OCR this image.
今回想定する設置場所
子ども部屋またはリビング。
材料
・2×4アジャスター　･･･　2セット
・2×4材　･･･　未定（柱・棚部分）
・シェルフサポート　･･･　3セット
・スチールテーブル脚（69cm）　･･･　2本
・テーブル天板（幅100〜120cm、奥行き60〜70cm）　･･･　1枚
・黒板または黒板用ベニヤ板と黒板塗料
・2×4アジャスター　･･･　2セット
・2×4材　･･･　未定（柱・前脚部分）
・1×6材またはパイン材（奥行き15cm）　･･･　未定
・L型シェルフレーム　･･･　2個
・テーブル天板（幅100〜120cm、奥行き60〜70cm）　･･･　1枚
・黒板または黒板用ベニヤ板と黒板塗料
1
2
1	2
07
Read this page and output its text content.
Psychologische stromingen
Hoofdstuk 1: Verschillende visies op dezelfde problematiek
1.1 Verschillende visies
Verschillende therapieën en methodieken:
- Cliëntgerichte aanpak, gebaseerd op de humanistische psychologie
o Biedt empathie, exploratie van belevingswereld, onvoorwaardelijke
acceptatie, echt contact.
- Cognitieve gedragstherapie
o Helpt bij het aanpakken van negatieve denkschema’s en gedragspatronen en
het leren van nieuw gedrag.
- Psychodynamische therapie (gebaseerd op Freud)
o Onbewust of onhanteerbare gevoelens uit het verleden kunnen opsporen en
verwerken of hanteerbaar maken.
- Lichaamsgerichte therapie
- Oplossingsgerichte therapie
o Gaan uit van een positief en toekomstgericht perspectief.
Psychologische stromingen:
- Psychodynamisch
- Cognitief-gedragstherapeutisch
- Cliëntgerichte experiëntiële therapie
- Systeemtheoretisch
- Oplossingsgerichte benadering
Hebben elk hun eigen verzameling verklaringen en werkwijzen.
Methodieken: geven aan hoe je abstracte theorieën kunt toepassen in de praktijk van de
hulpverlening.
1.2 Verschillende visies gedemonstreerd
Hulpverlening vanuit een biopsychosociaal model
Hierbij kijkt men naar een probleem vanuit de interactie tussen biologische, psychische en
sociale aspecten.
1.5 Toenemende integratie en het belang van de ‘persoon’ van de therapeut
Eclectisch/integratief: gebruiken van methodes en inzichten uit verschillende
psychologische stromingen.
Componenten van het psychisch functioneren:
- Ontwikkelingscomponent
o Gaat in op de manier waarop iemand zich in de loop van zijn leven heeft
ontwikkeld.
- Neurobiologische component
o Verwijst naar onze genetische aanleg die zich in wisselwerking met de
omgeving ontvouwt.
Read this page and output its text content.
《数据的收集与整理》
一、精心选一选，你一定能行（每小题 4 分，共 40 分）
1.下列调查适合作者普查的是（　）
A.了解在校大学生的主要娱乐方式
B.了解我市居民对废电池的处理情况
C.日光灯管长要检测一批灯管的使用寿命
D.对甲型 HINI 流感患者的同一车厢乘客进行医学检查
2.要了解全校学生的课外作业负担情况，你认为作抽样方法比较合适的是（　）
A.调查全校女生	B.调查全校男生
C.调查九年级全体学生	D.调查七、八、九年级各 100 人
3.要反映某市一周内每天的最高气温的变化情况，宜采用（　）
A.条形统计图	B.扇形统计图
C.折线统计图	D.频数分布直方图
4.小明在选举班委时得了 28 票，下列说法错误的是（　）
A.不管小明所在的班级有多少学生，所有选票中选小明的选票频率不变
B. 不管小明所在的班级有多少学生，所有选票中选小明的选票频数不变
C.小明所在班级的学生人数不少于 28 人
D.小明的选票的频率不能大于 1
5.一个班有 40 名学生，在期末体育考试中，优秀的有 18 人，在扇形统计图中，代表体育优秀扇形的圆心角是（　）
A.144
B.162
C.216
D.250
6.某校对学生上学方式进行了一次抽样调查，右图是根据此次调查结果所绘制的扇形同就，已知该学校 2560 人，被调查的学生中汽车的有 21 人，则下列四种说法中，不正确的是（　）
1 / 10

_Given task_: Wherever the word "gebaseerd" occurs in a line of the listing, copy that line.

_Solution to the exercise_:
- Cliëntgerichte aanpak, gebaseerd op de humanistische psychologie
- Psychodynamische therapie (gebaseerd op Freud)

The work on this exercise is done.